Your instructions: Would you transcribe the whole listing exactly, minus its pictures?

Data for this task:
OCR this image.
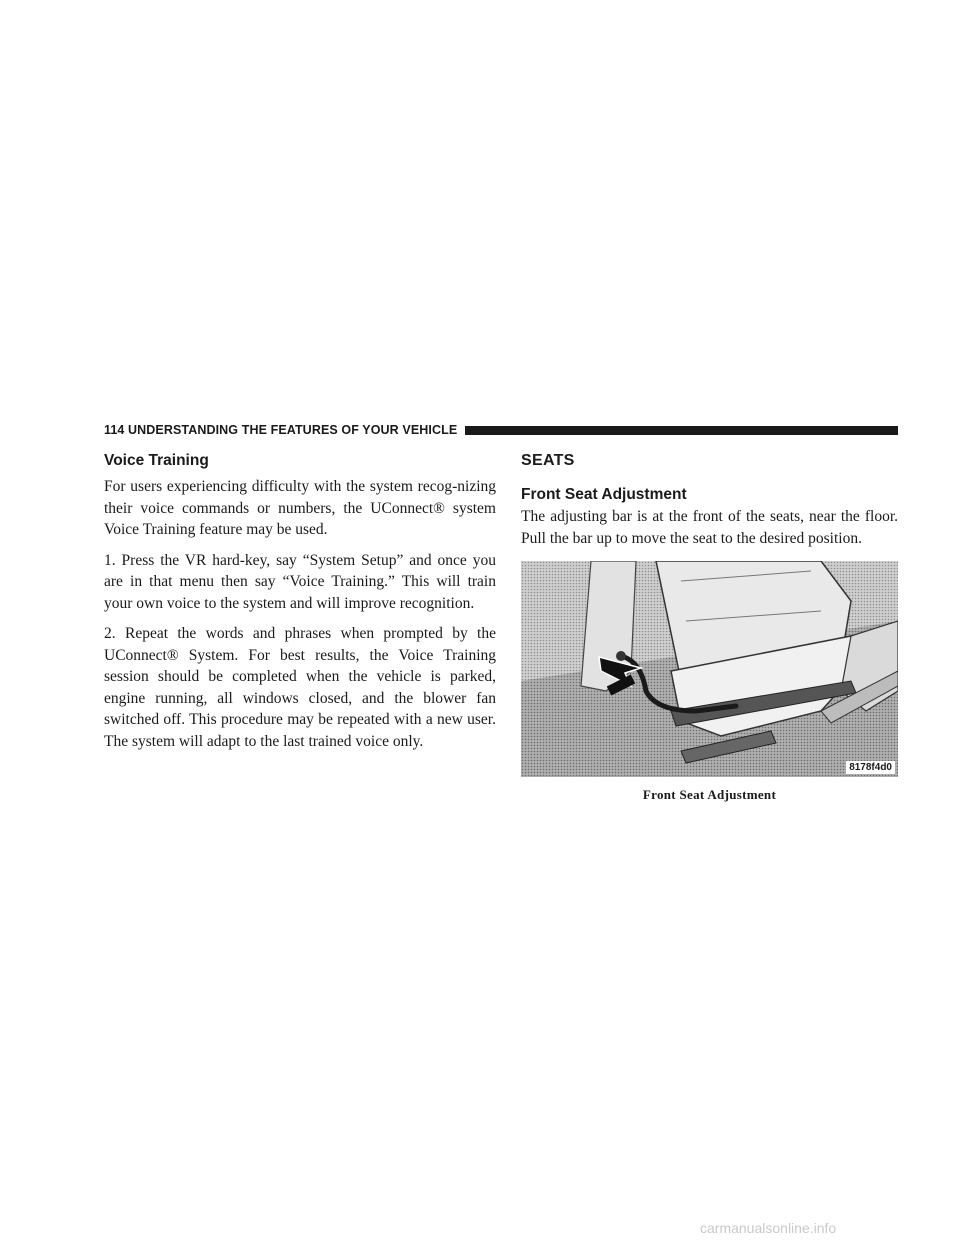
114 UNDERSTANDING THE FEATURES OF YOUR VEHICLE
Voice Training

For users experiencing difficulty with the system recog-nizing their voice commands or numbers, the UConnect® system Voice Training feature may be used.

1. Press the VR hard-key, say “System Setup” and once you are in that menu then say “Voice Training.” This will train your own voice to the system and will improve recognition.

2. Repeat the words and phrases when prompted by the UConnect® System. For best results, the Voice Training session should be completed when the vehicle is parked, engine running, all windows closed, and the blower fan switched off. This procedure may be repeated with a new user. The system will adapt to the last trained voice only.

SEATS
Front Seat Adjustment

The adjusting bar is at the front of the seats, near the floor. Pull the bar up to move the seat to the desired position.

8178f4d0
Front Seat Adjustment
carmanualsonline.info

Written solution:
OCR this image.
114 UNDERSTANDING THE FEATURES OF YOUR VEHICLE
Voice Training

For users experiencing difficulty with the system recog-nizing their voice commands or numbers, the UConnect® system Voice Training feature may be used.

1. Press the VR hard-key, say “System Setup” and once you are in that menu then say “Voice Training.” This will train your own voice to the system and will improve recognition.

2. Repeat the words and phrases when prompted by the UConnect® System. For best results, the Voice Training session should be completed when the vehicle is parked, engine running, all windows closed, and the blower fan switched off. This procedure may be repeated with a new user. The system will adapt to the last trained voice only.

SEATS
Front Seat Adjustment

The adjusting bar is at the front of the seats, near the floor. Pull the bar up to move the seat to the desired position.

8178f4d0
Front Seat Adjustment
carmanualsonline.info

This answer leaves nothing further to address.